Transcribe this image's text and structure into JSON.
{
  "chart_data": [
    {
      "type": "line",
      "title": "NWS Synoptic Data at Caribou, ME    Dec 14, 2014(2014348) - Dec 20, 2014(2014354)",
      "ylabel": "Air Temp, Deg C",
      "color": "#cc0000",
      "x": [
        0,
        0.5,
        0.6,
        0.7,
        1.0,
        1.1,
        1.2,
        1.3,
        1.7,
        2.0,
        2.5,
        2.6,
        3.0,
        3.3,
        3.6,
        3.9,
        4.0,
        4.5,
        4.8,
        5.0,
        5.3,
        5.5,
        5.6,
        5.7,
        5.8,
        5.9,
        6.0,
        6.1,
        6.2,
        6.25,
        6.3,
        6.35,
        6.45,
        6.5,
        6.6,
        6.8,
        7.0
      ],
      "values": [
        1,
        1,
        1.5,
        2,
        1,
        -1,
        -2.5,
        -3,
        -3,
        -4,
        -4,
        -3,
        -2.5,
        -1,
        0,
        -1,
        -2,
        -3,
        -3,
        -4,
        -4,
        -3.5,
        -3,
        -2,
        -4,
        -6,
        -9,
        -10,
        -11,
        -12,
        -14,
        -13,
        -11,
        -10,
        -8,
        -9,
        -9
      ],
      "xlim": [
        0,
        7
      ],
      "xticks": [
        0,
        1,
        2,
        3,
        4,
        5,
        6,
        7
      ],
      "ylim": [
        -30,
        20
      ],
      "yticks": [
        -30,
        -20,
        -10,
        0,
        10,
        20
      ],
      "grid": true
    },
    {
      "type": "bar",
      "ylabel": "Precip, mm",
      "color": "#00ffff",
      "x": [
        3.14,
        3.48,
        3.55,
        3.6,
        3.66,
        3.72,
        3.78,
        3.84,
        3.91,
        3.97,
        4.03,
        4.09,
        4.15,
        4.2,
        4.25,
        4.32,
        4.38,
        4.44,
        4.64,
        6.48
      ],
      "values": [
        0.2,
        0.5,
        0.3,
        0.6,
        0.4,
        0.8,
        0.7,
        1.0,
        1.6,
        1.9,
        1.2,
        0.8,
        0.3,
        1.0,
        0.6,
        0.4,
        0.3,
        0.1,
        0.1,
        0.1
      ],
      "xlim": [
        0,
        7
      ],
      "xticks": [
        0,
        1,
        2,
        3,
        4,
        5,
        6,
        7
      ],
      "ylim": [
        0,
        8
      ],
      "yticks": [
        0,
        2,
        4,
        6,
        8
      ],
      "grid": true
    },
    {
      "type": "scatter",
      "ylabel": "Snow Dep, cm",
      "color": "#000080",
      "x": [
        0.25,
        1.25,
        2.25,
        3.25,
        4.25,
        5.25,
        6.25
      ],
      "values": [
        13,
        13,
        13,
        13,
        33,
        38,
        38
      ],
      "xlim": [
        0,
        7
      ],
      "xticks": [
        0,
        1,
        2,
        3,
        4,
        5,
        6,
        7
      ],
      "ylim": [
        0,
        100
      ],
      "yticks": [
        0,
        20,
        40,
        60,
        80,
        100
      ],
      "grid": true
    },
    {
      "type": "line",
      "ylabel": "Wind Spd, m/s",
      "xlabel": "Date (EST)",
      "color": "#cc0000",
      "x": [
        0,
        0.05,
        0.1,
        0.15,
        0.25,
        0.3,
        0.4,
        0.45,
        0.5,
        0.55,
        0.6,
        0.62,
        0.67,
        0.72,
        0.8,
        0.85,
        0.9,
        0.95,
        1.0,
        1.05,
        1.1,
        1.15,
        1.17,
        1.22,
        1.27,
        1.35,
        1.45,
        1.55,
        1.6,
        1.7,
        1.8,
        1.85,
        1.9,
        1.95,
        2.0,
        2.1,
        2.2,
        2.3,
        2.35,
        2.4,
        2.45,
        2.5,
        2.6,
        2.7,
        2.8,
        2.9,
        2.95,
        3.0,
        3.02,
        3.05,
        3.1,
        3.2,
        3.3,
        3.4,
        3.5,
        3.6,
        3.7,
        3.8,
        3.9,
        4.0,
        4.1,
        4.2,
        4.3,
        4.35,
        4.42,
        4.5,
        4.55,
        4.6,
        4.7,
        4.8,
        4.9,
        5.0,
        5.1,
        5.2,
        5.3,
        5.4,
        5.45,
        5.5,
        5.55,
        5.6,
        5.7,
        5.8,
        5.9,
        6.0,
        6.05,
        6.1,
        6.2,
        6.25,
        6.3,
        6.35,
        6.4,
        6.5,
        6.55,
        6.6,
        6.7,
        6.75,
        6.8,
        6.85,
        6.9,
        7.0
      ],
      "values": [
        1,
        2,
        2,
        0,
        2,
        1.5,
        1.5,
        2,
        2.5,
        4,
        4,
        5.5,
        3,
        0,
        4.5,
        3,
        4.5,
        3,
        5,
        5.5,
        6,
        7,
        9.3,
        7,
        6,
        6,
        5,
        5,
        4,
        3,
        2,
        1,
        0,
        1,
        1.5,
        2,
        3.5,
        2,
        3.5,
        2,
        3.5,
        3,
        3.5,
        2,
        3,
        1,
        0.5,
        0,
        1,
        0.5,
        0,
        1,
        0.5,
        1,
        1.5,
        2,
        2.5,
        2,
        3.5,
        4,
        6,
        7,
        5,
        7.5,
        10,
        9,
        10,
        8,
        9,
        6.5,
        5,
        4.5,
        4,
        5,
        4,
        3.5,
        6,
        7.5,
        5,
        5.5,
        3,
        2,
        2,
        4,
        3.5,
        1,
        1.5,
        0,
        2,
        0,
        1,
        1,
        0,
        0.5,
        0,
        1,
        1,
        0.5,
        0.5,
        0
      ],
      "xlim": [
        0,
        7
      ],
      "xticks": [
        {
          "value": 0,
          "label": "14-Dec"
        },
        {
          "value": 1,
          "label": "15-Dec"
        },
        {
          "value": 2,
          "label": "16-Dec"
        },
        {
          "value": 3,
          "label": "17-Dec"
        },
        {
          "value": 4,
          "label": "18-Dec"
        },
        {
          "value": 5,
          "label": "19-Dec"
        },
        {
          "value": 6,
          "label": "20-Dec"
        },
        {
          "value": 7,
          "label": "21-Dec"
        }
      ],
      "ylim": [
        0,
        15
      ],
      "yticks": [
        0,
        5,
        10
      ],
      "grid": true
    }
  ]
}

======

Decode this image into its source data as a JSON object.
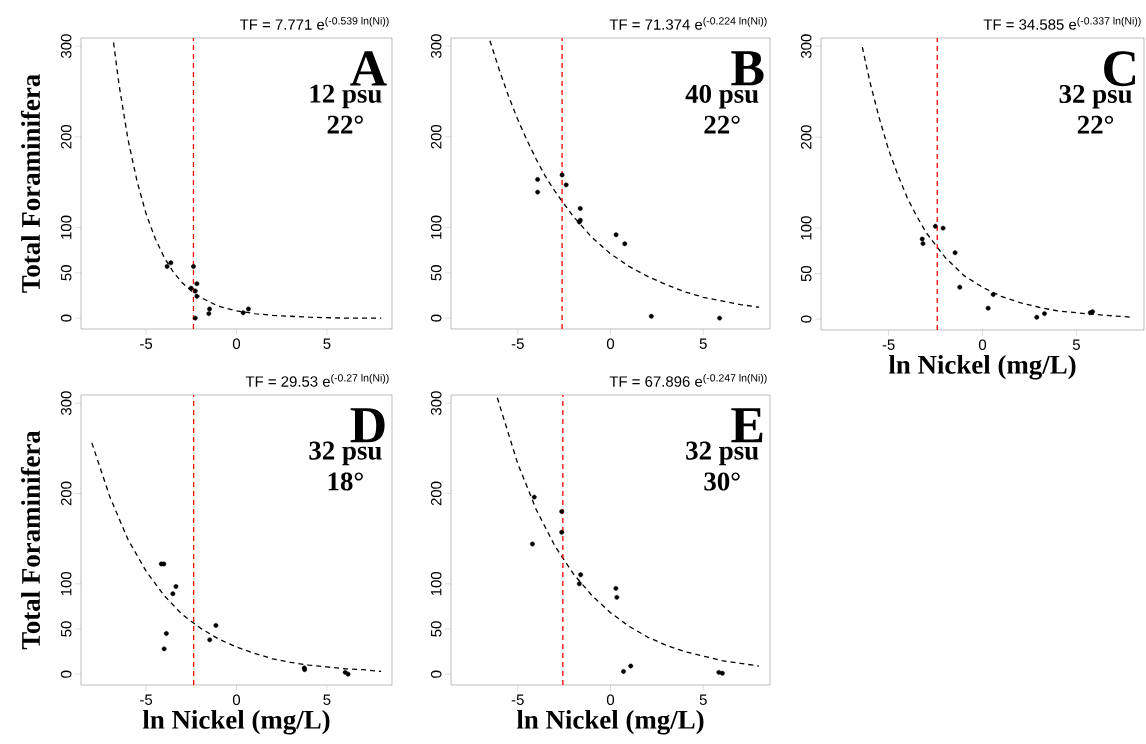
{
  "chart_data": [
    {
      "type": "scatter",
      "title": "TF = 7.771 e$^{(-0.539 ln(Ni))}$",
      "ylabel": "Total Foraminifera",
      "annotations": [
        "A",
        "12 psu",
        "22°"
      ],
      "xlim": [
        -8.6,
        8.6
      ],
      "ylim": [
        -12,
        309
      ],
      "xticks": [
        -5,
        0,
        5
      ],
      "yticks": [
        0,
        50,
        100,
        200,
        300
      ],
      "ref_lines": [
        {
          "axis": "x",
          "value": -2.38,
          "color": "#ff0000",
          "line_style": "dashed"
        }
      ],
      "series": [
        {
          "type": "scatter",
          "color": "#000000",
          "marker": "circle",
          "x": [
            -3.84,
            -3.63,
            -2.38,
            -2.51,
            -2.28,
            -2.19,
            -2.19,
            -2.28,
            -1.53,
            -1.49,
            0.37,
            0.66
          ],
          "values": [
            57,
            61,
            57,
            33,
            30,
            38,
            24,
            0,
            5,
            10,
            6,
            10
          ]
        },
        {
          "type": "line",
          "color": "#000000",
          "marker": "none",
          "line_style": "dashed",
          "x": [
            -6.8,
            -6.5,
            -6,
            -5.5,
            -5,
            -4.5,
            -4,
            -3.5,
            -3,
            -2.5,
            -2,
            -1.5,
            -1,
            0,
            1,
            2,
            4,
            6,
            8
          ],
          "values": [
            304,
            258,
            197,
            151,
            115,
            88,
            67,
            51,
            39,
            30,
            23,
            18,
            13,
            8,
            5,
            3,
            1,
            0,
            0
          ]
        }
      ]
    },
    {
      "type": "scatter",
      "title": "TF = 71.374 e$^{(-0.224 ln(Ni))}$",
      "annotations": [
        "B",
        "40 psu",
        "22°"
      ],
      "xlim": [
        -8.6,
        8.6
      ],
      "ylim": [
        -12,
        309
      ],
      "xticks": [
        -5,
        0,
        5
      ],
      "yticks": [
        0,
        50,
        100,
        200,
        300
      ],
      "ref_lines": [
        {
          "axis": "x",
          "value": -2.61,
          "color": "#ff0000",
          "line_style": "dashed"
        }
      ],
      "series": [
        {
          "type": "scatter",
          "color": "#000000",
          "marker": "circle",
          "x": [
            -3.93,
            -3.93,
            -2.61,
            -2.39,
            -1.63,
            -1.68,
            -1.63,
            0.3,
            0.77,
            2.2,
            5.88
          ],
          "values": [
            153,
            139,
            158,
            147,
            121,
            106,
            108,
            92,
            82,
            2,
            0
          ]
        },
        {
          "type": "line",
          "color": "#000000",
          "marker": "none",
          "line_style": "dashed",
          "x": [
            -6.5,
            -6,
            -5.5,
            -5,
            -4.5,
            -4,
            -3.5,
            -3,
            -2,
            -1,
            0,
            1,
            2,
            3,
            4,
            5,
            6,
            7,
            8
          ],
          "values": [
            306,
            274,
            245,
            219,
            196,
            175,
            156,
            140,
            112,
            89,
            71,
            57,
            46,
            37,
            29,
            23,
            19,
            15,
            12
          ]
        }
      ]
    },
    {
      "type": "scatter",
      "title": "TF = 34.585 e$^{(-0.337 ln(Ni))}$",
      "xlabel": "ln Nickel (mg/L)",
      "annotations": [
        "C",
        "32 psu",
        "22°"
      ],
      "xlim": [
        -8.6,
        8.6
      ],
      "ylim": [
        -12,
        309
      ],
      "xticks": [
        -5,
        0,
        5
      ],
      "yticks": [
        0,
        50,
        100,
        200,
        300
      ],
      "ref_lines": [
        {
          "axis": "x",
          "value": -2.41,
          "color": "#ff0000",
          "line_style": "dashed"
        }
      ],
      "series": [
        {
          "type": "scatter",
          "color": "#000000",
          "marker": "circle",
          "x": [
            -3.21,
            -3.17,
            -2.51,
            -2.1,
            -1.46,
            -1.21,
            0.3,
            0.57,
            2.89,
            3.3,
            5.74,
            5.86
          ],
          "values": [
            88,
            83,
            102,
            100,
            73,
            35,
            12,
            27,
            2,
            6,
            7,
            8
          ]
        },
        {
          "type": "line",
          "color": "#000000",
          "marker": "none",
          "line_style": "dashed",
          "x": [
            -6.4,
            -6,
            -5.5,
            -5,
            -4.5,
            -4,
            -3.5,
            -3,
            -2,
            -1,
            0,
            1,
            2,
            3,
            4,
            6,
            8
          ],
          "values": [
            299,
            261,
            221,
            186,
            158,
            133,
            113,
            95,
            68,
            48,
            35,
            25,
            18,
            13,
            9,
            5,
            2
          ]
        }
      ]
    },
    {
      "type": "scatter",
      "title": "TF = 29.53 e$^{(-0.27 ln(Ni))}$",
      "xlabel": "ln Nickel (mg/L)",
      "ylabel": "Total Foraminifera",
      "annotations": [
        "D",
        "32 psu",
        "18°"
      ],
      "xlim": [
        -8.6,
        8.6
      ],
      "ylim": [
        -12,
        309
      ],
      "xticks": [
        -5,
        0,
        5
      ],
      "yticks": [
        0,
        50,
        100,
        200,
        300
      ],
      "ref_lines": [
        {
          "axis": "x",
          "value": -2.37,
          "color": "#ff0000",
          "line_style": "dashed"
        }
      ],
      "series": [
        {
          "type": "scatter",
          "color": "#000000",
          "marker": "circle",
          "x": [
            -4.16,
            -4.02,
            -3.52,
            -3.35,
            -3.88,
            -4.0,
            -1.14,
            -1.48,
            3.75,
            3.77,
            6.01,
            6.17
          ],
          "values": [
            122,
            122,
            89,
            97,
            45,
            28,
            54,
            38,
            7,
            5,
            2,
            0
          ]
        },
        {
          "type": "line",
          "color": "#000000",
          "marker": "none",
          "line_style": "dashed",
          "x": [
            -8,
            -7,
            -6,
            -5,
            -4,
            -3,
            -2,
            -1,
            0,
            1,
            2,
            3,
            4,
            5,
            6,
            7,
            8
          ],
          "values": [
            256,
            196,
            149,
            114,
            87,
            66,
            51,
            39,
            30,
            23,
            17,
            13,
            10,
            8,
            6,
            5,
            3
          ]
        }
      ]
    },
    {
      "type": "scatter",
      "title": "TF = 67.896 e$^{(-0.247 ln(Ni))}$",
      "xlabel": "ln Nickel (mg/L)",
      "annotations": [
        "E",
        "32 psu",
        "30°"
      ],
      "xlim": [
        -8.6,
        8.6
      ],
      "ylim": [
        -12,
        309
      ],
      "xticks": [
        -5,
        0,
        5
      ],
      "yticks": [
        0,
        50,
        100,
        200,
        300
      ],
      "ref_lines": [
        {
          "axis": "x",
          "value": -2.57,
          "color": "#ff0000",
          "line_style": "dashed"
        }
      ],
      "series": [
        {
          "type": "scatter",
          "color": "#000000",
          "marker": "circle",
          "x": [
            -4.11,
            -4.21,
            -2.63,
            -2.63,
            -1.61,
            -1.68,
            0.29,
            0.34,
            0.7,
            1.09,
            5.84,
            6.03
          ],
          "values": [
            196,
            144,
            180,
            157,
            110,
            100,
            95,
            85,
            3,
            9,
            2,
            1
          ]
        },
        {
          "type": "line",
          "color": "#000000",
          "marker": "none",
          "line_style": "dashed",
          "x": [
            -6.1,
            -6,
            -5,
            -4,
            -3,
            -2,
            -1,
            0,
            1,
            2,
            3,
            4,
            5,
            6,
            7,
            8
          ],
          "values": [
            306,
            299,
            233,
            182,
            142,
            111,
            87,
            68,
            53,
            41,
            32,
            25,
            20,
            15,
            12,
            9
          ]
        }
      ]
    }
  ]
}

======

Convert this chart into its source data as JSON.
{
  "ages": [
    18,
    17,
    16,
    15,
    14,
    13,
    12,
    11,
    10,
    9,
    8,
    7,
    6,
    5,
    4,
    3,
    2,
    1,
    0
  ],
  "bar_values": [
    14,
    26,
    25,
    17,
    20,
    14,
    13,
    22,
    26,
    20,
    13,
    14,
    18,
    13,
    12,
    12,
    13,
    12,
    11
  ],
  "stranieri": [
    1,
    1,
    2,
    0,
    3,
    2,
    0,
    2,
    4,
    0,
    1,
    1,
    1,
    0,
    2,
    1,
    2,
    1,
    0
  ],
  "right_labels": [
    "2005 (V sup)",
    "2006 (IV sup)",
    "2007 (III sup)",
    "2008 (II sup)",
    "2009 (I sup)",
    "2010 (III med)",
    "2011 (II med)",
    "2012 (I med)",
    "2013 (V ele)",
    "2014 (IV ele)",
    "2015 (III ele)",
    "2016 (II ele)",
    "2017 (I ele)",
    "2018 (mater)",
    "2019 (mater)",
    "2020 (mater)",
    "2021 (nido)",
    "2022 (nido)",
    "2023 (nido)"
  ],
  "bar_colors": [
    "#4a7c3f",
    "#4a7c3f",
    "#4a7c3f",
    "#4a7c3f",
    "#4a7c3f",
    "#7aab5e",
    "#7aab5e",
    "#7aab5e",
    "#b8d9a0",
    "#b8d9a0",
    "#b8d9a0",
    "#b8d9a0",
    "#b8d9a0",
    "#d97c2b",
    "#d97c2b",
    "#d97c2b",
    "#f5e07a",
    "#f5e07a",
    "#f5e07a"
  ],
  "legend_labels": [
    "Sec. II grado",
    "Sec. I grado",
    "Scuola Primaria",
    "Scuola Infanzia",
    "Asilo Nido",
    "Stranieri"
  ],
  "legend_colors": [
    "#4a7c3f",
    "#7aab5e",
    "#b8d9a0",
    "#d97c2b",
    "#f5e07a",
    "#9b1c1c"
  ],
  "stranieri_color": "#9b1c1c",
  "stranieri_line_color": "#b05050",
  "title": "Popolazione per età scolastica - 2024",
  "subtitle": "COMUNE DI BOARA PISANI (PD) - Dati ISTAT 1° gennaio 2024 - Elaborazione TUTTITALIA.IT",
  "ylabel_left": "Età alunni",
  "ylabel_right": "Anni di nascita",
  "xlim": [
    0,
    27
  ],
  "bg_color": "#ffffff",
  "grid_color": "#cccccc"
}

======

### [Job]
Tally every line of the listing that holds the string "this", then give the number by itself.

### [Solution]
3